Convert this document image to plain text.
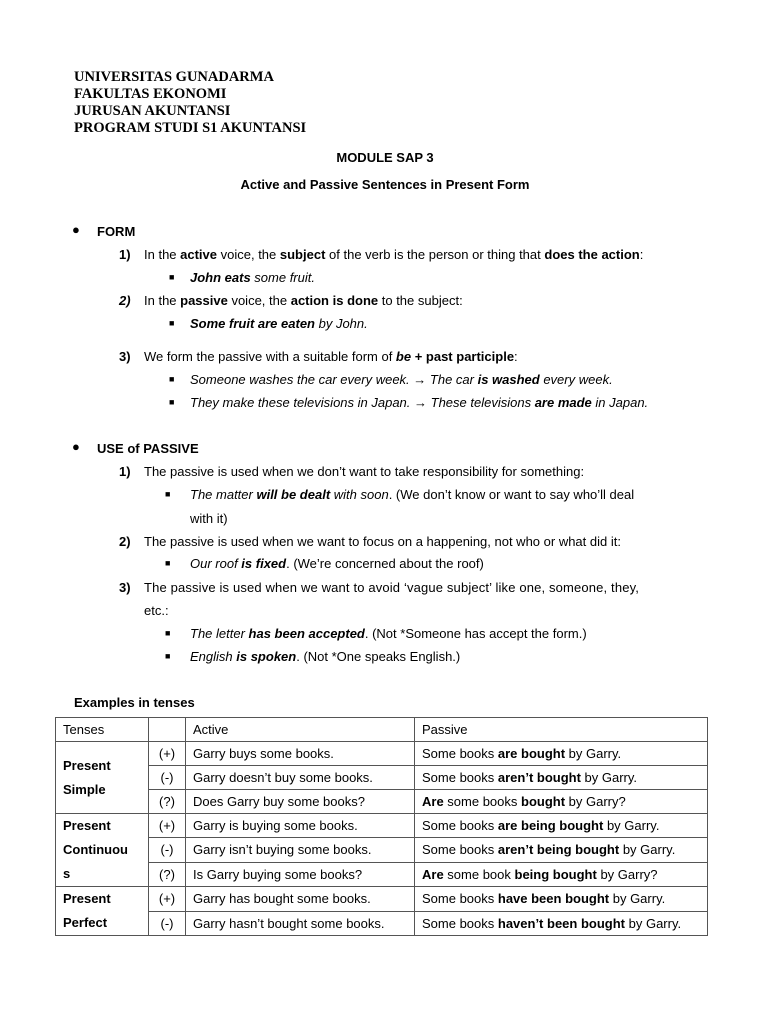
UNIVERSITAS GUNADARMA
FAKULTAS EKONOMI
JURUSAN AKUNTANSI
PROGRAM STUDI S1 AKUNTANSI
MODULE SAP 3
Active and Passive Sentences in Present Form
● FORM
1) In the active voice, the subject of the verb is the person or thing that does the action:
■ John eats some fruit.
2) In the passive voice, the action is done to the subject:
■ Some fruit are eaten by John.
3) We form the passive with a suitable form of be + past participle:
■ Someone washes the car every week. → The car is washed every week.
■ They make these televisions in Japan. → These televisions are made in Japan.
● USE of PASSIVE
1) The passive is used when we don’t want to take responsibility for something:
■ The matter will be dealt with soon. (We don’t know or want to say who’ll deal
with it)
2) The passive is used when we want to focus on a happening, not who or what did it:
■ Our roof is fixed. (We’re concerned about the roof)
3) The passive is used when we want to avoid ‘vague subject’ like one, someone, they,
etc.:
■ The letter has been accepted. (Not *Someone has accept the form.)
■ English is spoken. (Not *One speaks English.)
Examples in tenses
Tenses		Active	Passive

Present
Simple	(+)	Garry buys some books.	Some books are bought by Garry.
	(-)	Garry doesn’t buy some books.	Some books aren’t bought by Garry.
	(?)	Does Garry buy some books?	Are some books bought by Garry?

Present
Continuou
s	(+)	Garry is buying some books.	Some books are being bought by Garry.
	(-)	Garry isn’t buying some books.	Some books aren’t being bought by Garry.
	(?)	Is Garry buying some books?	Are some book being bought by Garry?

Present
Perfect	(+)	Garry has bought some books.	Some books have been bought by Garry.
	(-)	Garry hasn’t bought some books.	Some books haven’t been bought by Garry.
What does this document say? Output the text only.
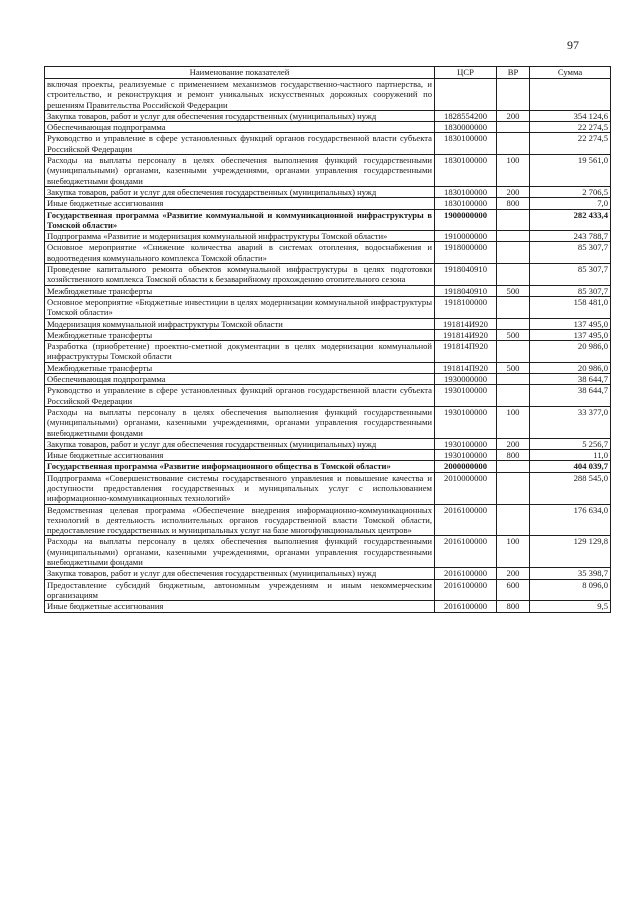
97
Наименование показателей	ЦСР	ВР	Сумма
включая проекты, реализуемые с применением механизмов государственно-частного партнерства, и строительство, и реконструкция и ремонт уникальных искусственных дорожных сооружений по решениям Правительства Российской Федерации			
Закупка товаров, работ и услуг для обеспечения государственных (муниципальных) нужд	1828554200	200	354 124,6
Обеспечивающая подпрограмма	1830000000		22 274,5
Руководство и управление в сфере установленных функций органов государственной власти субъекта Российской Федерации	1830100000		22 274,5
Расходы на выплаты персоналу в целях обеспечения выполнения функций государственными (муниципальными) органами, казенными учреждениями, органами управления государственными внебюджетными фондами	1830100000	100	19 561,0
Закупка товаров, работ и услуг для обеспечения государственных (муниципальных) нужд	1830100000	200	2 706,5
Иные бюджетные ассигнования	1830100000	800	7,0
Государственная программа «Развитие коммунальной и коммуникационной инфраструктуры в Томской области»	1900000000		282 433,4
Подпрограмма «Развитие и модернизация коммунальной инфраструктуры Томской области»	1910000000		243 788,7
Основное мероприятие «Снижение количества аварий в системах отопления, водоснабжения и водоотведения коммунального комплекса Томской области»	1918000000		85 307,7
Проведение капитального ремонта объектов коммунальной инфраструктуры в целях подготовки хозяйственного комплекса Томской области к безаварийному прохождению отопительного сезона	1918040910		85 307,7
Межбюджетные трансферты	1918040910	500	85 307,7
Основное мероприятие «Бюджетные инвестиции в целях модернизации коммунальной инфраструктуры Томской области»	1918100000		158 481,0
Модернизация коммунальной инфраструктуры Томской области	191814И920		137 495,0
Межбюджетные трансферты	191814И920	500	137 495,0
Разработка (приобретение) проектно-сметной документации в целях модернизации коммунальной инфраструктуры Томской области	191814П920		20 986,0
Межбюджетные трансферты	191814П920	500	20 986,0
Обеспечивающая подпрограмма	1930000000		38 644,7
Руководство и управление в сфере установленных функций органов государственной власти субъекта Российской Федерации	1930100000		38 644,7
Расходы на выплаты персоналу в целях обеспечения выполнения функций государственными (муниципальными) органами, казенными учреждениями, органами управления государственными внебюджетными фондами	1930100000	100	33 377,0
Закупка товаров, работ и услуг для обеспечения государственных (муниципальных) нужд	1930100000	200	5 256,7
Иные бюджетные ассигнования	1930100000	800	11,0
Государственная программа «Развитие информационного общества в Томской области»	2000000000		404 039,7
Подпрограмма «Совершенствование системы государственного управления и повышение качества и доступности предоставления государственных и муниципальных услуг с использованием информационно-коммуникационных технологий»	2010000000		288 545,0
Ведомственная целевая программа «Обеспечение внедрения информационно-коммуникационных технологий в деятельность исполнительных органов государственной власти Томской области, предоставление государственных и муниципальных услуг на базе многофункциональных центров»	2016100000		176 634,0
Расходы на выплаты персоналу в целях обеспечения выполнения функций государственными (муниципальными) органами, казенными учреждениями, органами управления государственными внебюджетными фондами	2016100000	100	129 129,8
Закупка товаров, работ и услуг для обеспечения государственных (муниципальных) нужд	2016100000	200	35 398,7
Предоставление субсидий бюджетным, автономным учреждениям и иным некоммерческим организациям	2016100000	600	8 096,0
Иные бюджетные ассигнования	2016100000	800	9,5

--------------------------------------------------

WORK TO COMPLETE —
Wherever a line in the data above holds "Межбюджетные", copy that line.

RESULT —
Межбюджетные трансферты	1918040910	500	85 307,7
Межбюджетные трансферты	191814И920	500	137 495,0
Межбюджетные трансферты	191814П920	500	20 986,0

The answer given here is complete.